### What the exercise asks
Reproduce the listing below in full and without alteration, apart from its pictures.

Data items:
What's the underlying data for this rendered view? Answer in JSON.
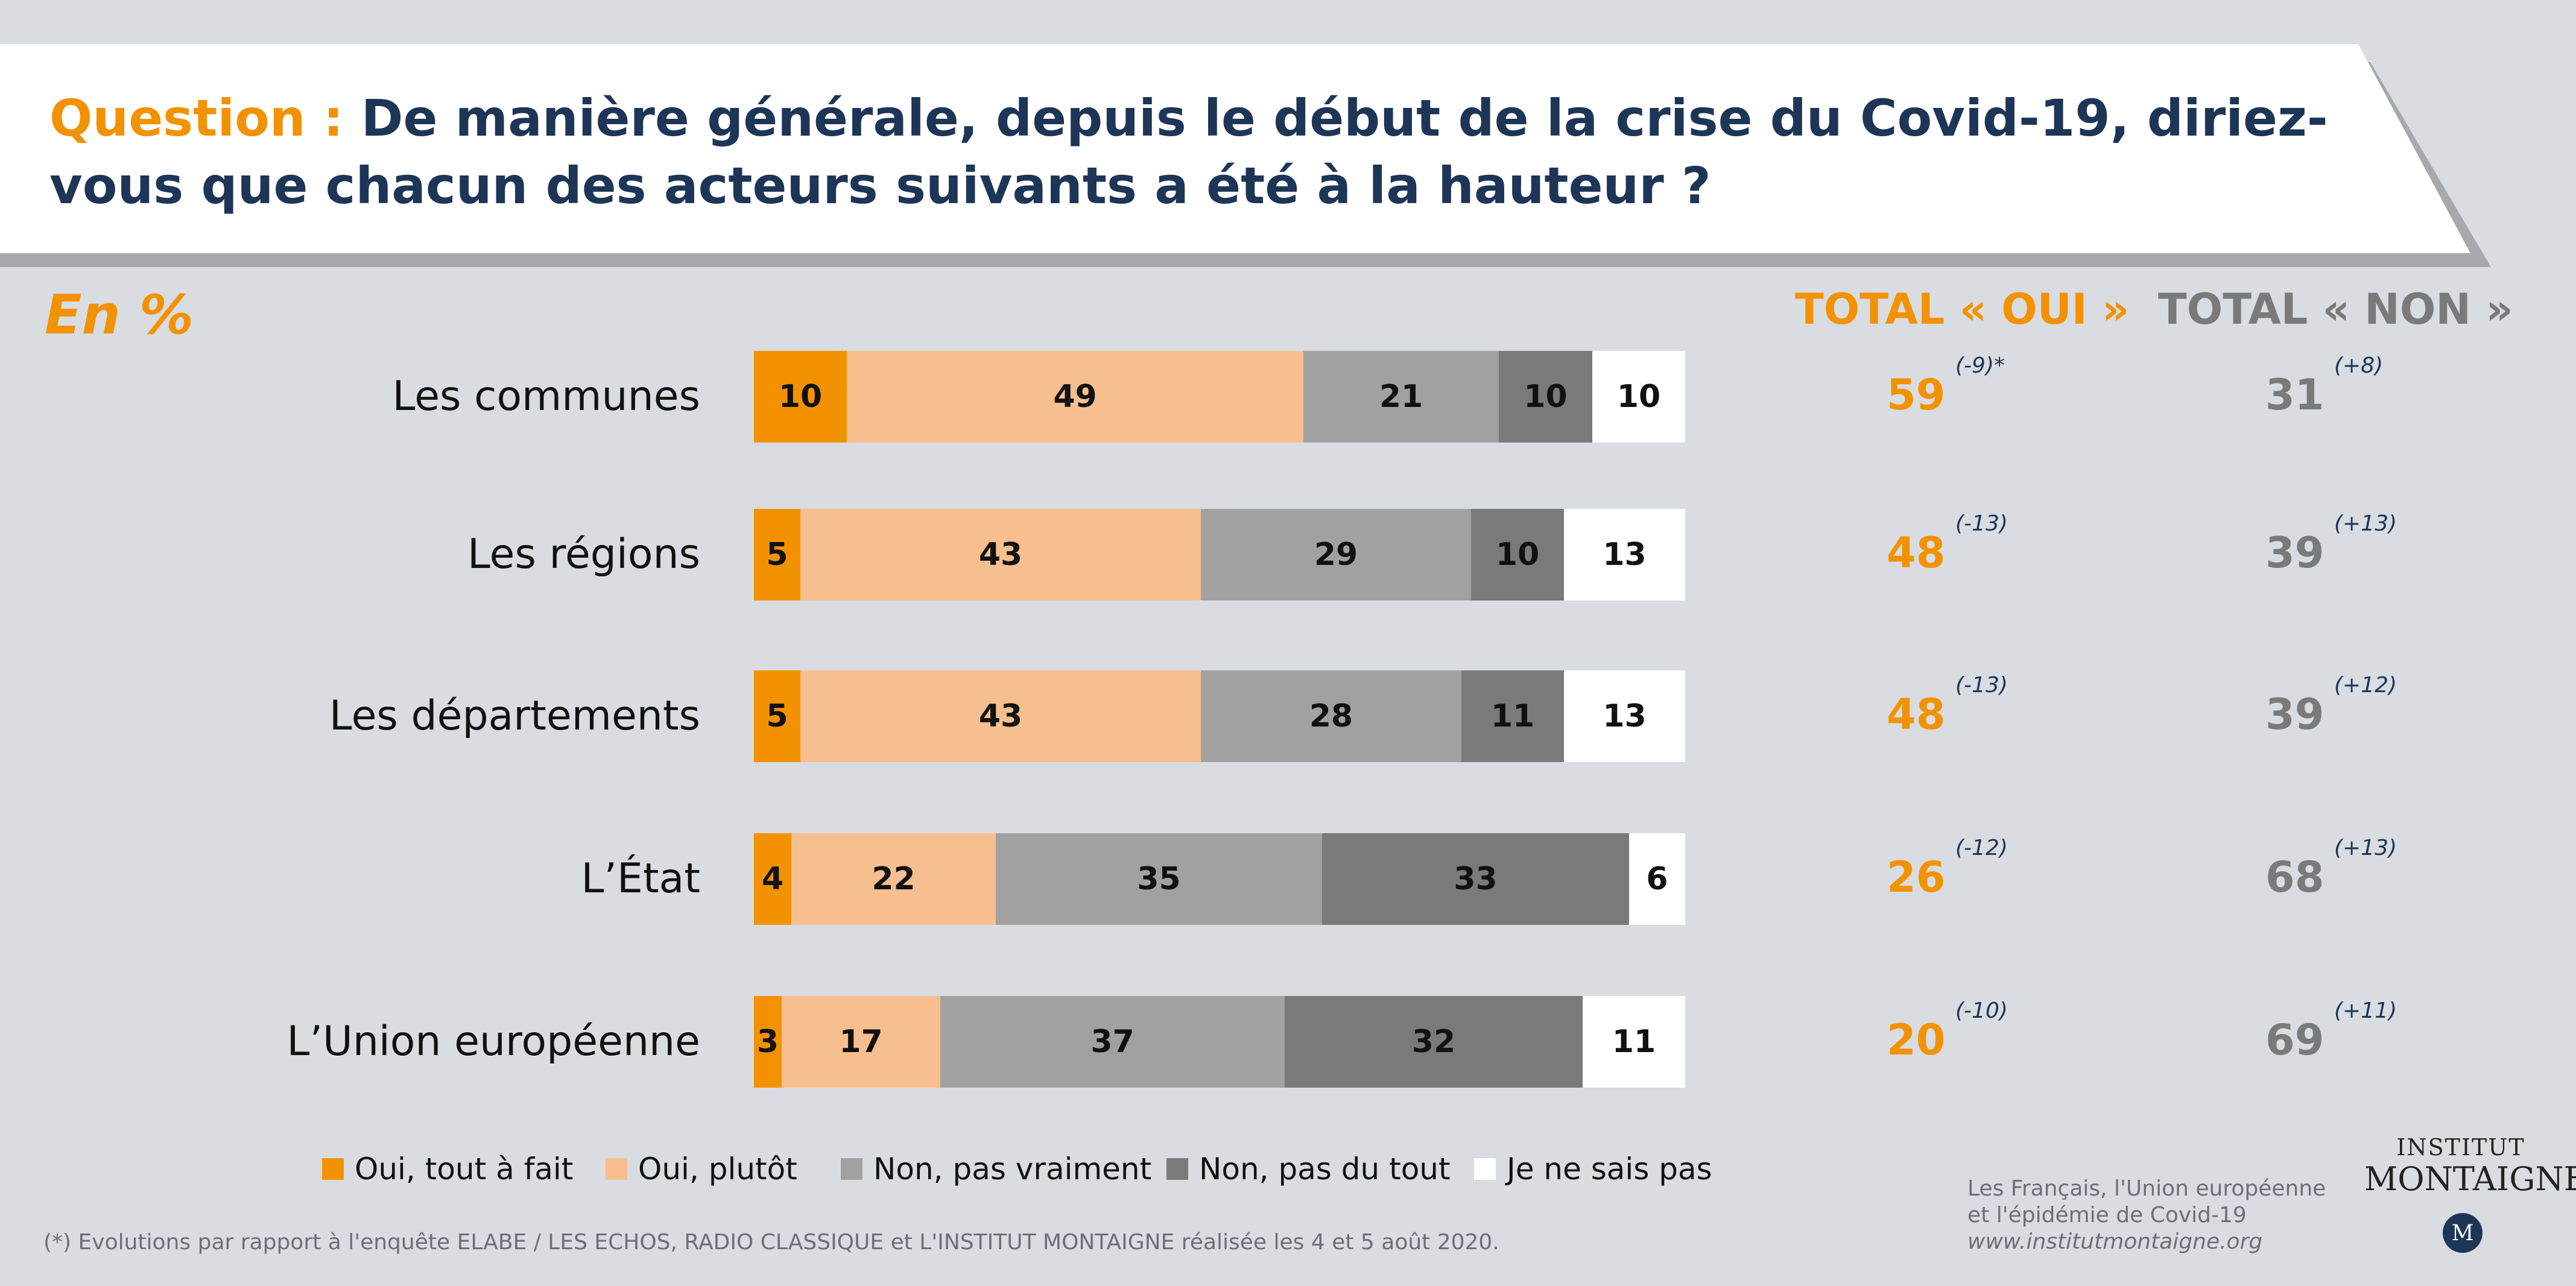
{
  "header": {
    "question_label": "Question :",
    "question_text": "De manière générale, depuis le début de la crise du Covid-19, diriez-vous que chacun des acteurs suivants a été à la hauteur ?"
  },
  "unit_label": "En %",
  "totals_headers": {
    "oui": "TOTAL « OUI »",
    "non": "TOTAL « NON »"
  },
  "colors": {
    "oui_tout_a_fait": "#f39200",
    "oui_plutot": "#f7bf8f",
    "non_pas_vraiment": "#a2a1a1",
    "non_pas_du_tout": "#7a7a7a",
    "ne_sais_pas": "#ffffff",
    "title": "#1d3557"
  },
  "chart_data": {
    "type": "bar",
    "orientation": "horizontal",
    "stacked": true,
    "unit": "%",
    "categories": [
      "Les communes",
      "Les régions",
      "Les départements",
      "L’État",
      "L’Union européenne"
    ],
    "series": [
      {
        "name": "Oui, tout à fait",
        "color": "#f39200",
        "values": [
          10,
          5,
          5,
          4,
          3
        ]
      },
      {
        "name": "Oui, plutôt",
        "color": "#f7bf8f",
        "values": [
          49,
          43,
          43,
          22,
          17
        ]
      },
      {
        "name": "Non, pas vraiment",
        "color": "#a2a1a1",
        "values": [
          21,
          29,
          28,
          35,
          37
        ]
      },
      {
        "name": "Non, pas du tout",
        "color": "#7a7a7a",
        "values": [
          10,
          10,
          11,
          33,
          32
        ]
      },
      {
        "name": "Je ne sais pas",
        "color": "#ffffff",
        "values": [
          10,
          13,
          13,
          6,
          11
        ]
      }
    ],
    "totals_oui": [
      "59",
      "48",
      "48",
      "26",
      "20"
    ],
    "totals_oui_evolution": [
      "(-9)*",
      "(-13)",
      "(-13)",
      "(-12)",
      "(-10)"
    ],
    "totals_non": [
      "31",
      "39",
      "39",
      "68",
      "69"
    ],
    "totals_non_evolution": [
      "(+8)",
      "(+13)",
      "(+12)",
      "(+13)",
      "(+11)"
    ],
    "legend_position": "bottom"
  },
  "footnote": "(*) Evolutions par rapport à l'enquête ELABE / LES ECHOS, RADIO CLASSIQUE et L'INSTITUT MONTAIGNE réalisée les 4 et 5 août 2020.",
  "source": {
    "line1": "Les Français, l'Union européenne",
    "line2": "et l'épidémie de Covid-19",
    "url": "www.institutmontaigne.org"
  },
  "brand": {
    "line1": "INSTITUT",
    "line2": "MONTAIGNE",
    "logo_letter": "M"
  }
}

### Solved problem
What's the underlying data for this rendered view? Answer in JSON.
{
  "header": {
    "question_label": "Question :",
    "question_text": "De manière générale, depuis le début de la crise du Covid-19, diriez-vous que chacun des acteurs suivants a été à la hauteur ?"
  },
  "unit_label": "En %",
  "totals_headers": {
    "oui": "TOTAL « OUI »",
    "non": "TOTAL « NON »"
  },
  "colors": {
    "oui_tout_a_fait": "#f39200",
    "oui_plutot": "#f7bf8f",
    "non_pas_vraiment": "#a2a1a1",
    "non_pas_du_tout": "#7a7a7a",
    "ne_sais_pas": "#ffffff",
    "title": "#1d3557"
  },
  "chart_data": {
    "type": "bar",
    "orientation": "horizontal",
    "stacked": true,
    "unit": "%",
    "categories": [
      "Les communes",
      "Les régions",
      "Les départements",
      "L’État",
      "L’Union européenne"
    ],
    "series": [
      {
        "name": "Oui, tout à fait",
        "color": "#f39200",
        "values": [
          10,
          5,
          5,
          4,
          3
        ]
      },
      {
        "name": "Oui, plutôt",
        "color": "#f7bf8f",
        "values": [
          49,
          43,
          43,
          22,
          17
        ]
      },
      {
        "name": "Non, pas vraiment",
        "color": "#a2a1a1",
        "values": [
          21,
          29,
          28,
          35,
          37
        ]
      },
      {
        "name": "Non, pas du tout",
        "color": "#7a7a7a",
        "values": [
          10,
          10,
          11,
          33,
          32
        ]
      },
      {
        "name": "Je ne sais pas",
        "color": "#ffffff",
        "values": [
          10,
          13,
          13,
          6,
          11
        ]
      }
    ],
    "totals_oui": [
      "59",
      "48",
      "48",
      "26",
      "20"
    ],
    "totals_oui_evolution": [
      "(-9)*",
      "(-13)",
      "(-13)",
      "(-12)",
      "(-10)"
    ],
    "totals_non": [
      "31",
      "39",
      "39",
      "68",
      "69"
    ],
    "totals_non_evolution": [
      "(+8)",
      "(+13)",
      "(+12)",
      "(+13)",
      "(+11)"
    ],
    "legend_position": "bottom"
  },
  "footnote": "(*) Evolutions par rapport à l'enquête ELABE / LES ECHOS, RADIO CLASSIQUE et L'INSTITUT MONTAIGNE réalisée les 4 et 5 août 2020.",
  "source": {
    "line1": "Les Français, l'Union européenne",
    "line2": "et l'épidémie de Covid-19",
    "url": "www.institutmontaigne.org"
  },
  "brand": {
    "line1": "INSTITUT",
    "line2": "MONTAIGNE",
    "logo_letter": "M"
  }
}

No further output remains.